- TASK INSTRUCTIONS
Pictures do not belong in the copy. Return all of the entries exactly.

- DATASET EXTRACT
▼▼▼
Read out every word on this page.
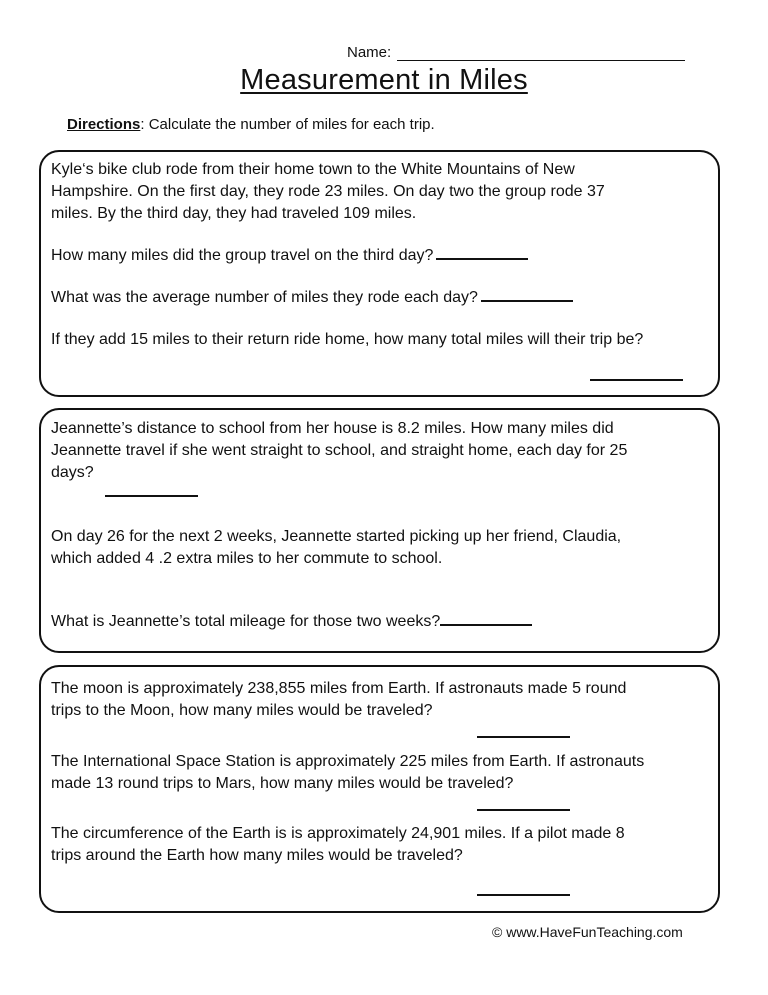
Name:
Measurement in Miles
Directions: Calculate the number of miles for each trip.

Kyle‘s bike club rode from their home town to the White Mountains of New

Hampshire. On the first day, they rode 23 miles. On day two the group rode 37

miles. By the third day, they had traveled 109 miles.

How many miles did the group travel on the third day?

What was the average number of miles they rode each day?

If they add 15 miles to their return ride home, how many total miles will their trip be?

Jeannette’s distance to school from her house is 8.2 miles. How many miles did

Jeannette travel if she went straight to school, and straight home, each day for 25

days?

On day 26 for the next 2 weeks, Jeannette started picking up her friend, Claudia,

which added 4 .2 extra miles to her commute to school.

What is Jeannette’s total mileage for those two weeks?

The moon is approximately 238,855 miles from Earth. If astronauts made 5 round

trips to the Moon, how many miles would be traveled?

The International Space Station is approximately 225 miles from Earth. If astronauts

made 13 round trips to Mars, how many miles would be traveled?

The circumference of the Earth is is approximately 24,901 miles. If a pilot made 8

trips around the Earth how many miles would be traveled?

© www.HaveFunTeaching.com
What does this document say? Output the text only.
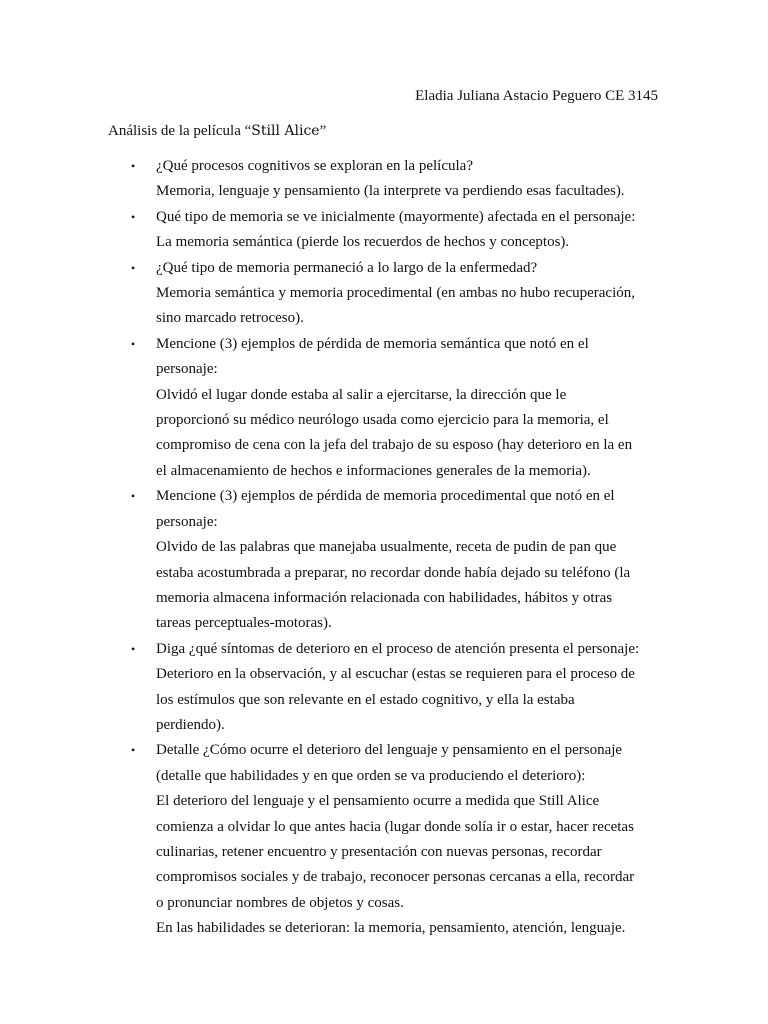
Eladia Juliana Astacio Peguero CE 3145
Análisis de la película “Still Alice”
• ¿Qué procesos cognitivos se exploran en la película?
Memoria, lenguaje y pensamiento (la interprete va perdiendo esas facultades).
• Qué tipo de memoria se ve inicialmente (mayormente) afectada en el personaje:
La memoria semántica (pierde los recuerdos de hechos y conceptos).
• ¿Qué tipo de memoria permaneció a lo largo de la enfermedad?
Memoria semántica y memoria procedimental (en ambas no hubo recuperación,
sino marcado retroceso).
• Mencione (3) ejemplos de pérdida de memoria semántica que notó en el
personaje:
Olvidó el lugar donde estaba al salir a ejercitarse, la dirección que le
proporcionó su médico neurólogo usada como ejercicio para la memoria, el
compromiso de cena con la jefa del trabajo de su esposo (hay deterioro en la en
el almacenamiento de hechos e informaciones generales de la memoria).
• Mencione (3) ejemplos de pérdida de memoria procedimental que notó en el
personaje:
Olvido de las palabras que manejaba usualmente, receta de pudin de pan que
estaba acostumbrada a preparar, no recordar donde había dejado su teléfono (la
memoria almacena información relacionada con habilidades, hábitos y otras
tareas perceptuales-motoras).
• Diga ¿qué síntomas de deterioro en el proceso de atención presenta el personaje:
Deterioro en la observación, y al escuchar (estas se requieren para el proceso de
los estímulos que son relevante en el estado cognitivo, y ella la estaba
perdiendo).
• Detalle ¿Cómo ocurre el deterioro del lenguaje y pensamiento en el personaje
(detalle que habilidades y en que orden se va produciendo el deterioro):
El deterioro del lenguaje y el pensamiento ocurre a medida que Still Alice
comienza a olvidar lo que antes hacia (lugar donde solía ir o estar, hacer recetas
culinarias, retener encuentro y presentación con nuevas personas, recordar
compromisos sociales y de trabajo, reconocer personas cercanas a ella, recordar
o pronunciar nombres de objetos y cosas.
En las habilidades se deterioran: la memoria, pensamiento, atención, lenguaje.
▲▲▲
- SOLUTION
Read out every word on this page.
Name:
Measurement in Miles
Directions: Calculate the number of miles for each trip.

Kyle‘s bike club rode from their home town to the White Mountains of New

Hampshire. On the first day, they rode 23 miles. On day two the group rode 37

miles. By the third day, they had traveled 109 miles.

How many miles did the group travel on the third day?

What was the average number of miles they rode each day?

If they add 15 miles to their return ride home, how many total miles will their trip be?

Jeannette’s distance to school from her house is 8.2 miles. How many miles did

Jeannette travel if she went straight to school, and straight home, each day for 25

days?

On day 26 for the next 2 weeks, Jeannette started picking up her friend, Claudia,

which added 4 .2 extra miles to her commute to school.

What is Jeannette’s total mileage for those two weeks?

The moon is approximately 238,855 miles from Earth. If astronauts made 5 round

trips to the Moon, how many miles would be traveled?

The International Space Station is approximately 225 miles from Earth. If astronauts

made 13 round trips to Mars, how many miles would be traveled?

The circumference of the Earth is is approximately 24,901 miles. If a pilot made 8

trips around the Earth how many miles would be traveled?

© www.HaveFunTeaching.com
What does this document say? Output the text only.
Eladia Juliana Astacio Peguero CE 3145
Análisis de la película “Still Alice”
• ¿Qué procesos cognitivos se exploran en la película?
Memoria, lenguaje y pensamiento (la interprete va perdiendo esas facultades).
• Qué tipo de memoria se ve inicialmente (mayormente) afectada en el personaje:
La memoria semántica (pierde los recuerdos de hechos y conceptos).
• ¿Qué tipo de memoria permaneció a lo largo de la enfermedad?
Memoria semántica y memoria procedimental (en ambas no hubo recuperación,
sino marcado retroceso).
• Mencione (3) ejemplos de pérdida de memoria semántica que notó en el
personaje:
Olvidó el lugar donde estaba al salir a ejercitarse, la dirección que le
proporcionó su médico neurólogo usada como ejercicio para la memoria, el
compromiso de cena con la jefa del trabajo de su esposo (hay deterioro en la en
el almacenamiento de hechos e informaciones generales de la memoria).
• Mencione (3) ejemplos de pérdida de memoria procedimental que notó en el
personaje:
Olvido de las palabras que manejaba usualmente, receta de pudin de pan que
estaba acostumbrada a preparar, no recordar donde había dejado su teléfono (la
memoria almacena información relacionada con habilidades, hábitos y otras
tareas perceptuales-motoras).
• Diga ¿qué síntomas de deterioro en el proceso de atención presenta el personaje:
Deterioro en la observación, y al escuchar (estas se requieren para el proceso de
los estímulos que son relevante en el estado cognitivo, y ella la estaba
perdiendo).
• Detalle ¿Cómo ocurre el deterioro del lenguaje y pensamiento en el personaje
(detalle que habilidades y en que orden se va produciendo el deterioro):
El deterioro del lenguaje y el pensamiento ocurre a medida que Still Alice
comienza a olvidar lo que antes hacia (lugar donde solía ir o estar, hacer recetas
culinarias, retener encuentro y presentación con nuevas personas, recordar
compromisos sociales y de trabajo, reconocer personas cercanas a ella, recordar
o pronunciar nombres de objetos y cosas.
En las habilidades se deterioran: la memoria, pensamiento, atención, lenguaje.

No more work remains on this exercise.